WHAT YOU HAVE TO DO: Identify all lines in the data containing the string "струю". Copy them out.

--- Start DATA ROWS ---

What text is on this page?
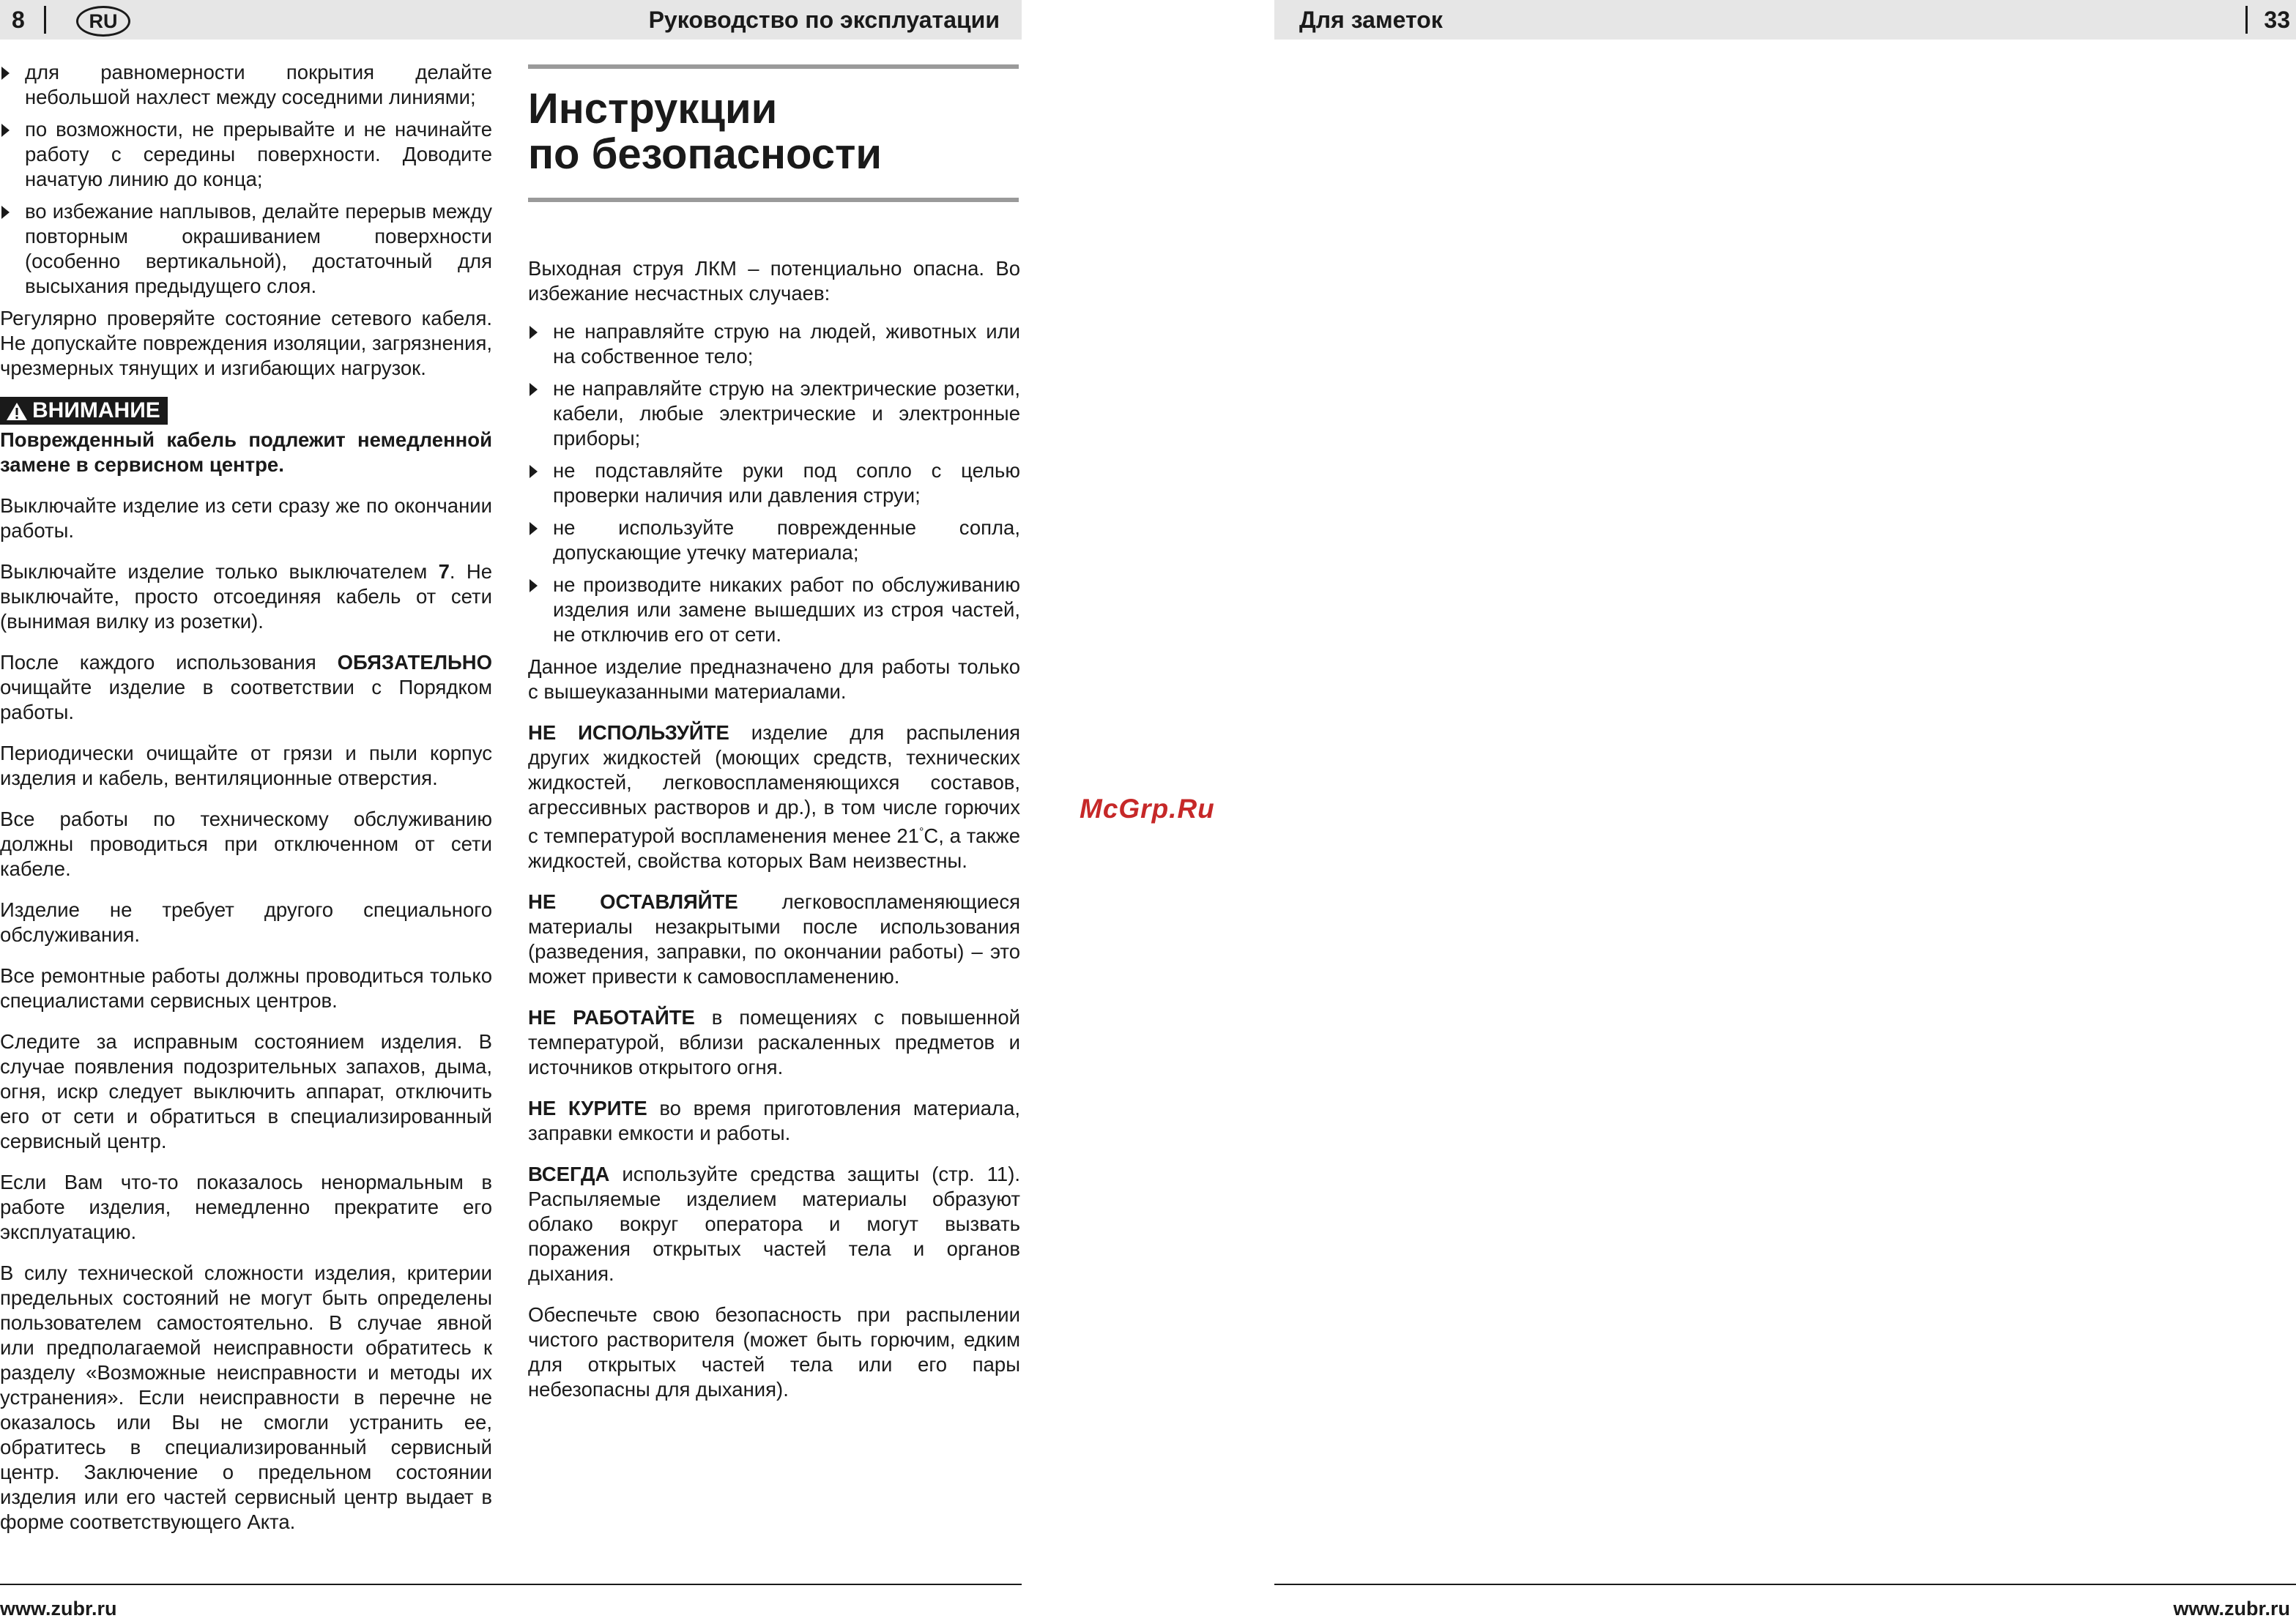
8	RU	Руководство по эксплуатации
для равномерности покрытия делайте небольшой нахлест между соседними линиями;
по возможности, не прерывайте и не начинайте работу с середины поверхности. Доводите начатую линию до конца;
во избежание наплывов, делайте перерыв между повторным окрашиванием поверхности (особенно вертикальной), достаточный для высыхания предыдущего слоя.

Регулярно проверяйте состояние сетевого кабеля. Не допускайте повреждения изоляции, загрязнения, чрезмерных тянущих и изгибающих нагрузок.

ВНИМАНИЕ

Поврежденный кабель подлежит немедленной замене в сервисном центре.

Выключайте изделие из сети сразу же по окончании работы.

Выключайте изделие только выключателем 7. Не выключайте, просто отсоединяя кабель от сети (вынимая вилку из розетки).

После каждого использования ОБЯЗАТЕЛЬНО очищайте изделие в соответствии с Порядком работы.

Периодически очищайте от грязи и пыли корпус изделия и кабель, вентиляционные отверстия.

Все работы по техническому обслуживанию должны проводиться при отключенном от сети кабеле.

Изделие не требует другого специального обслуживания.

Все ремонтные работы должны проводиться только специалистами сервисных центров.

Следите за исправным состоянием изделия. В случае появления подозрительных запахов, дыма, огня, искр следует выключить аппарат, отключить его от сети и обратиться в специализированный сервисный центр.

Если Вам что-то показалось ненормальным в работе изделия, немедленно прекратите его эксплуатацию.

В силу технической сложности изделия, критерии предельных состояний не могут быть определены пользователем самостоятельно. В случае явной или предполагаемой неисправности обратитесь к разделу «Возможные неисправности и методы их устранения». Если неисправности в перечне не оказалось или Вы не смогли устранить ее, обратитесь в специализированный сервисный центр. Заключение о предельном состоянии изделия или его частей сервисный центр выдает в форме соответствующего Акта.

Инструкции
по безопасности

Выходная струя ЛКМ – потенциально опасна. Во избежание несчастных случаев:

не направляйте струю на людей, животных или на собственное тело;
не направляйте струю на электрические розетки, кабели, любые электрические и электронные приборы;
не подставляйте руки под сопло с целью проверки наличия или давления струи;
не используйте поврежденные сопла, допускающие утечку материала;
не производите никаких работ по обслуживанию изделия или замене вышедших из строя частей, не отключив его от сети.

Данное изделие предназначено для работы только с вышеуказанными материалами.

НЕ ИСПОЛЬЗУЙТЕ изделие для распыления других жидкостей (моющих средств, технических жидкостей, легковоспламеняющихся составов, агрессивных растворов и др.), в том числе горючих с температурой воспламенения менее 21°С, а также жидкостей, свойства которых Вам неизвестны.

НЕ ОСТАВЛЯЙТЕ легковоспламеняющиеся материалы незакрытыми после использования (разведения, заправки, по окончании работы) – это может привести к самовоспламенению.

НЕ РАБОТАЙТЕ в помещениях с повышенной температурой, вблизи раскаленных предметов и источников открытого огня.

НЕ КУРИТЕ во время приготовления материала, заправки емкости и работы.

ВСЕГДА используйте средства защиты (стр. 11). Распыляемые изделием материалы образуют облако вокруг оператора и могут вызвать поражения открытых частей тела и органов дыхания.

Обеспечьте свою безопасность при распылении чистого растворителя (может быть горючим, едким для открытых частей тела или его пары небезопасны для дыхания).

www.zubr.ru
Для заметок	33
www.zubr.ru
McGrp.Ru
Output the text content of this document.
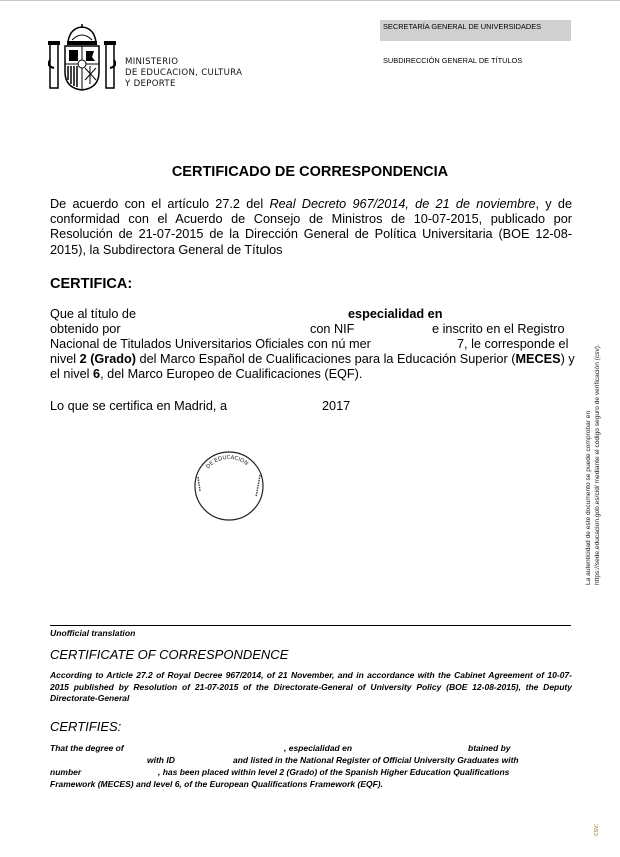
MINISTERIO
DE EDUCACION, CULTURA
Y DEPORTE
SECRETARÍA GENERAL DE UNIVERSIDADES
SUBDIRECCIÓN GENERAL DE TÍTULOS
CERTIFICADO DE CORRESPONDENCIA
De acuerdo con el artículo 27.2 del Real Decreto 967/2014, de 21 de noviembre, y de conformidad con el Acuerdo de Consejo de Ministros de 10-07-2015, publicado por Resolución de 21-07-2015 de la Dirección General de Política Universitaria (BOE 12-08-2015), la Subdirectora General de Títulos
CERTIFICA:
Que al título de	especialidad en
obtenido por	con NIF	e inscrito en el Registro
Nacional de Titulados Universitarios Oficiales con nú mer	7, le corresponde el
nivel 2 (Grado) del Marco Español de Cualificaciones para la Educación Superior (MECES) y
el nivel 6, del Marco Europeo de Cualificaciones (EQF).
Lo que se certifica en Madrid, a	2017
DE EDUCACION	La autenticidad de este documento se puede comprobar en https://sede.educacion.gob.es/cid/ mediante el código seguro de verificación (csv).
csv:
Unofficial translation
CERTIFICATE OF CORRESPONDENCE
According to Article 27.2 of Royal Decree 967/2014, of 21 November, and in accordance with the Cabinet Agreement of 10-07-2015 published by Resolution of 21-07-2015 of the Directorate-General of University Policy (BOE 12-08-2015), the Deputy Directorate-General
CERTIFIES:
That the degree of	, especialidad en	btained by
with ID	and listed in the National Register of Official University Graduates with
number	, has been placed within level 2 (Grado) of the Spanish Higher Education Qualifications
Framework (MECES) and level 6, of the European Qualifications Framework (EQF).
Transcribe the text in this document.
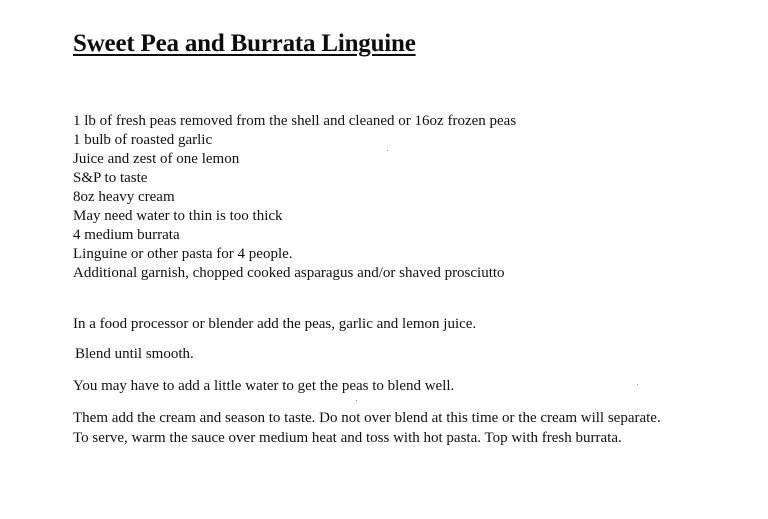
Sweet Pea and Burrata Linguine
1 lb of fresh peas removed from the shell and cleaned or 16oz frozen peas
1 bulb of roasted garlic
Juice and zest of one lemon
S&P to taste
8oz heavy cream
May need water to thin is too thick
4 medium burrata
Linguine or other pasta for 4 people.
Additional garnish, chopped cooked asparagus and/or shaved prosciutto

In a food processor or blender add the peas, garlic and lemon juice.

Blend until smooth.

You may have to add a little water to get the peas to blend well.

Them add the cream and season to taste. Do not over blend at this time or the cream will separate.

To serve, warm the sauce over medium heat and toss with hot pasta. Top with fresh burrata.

--- End DATA ROWS ---

TASK OUTPUT:
не направляйте струю на людей, животных или на собственное тело;
не направляйте струю на электрические розетки, кабели, любые электрические и электронные приборы;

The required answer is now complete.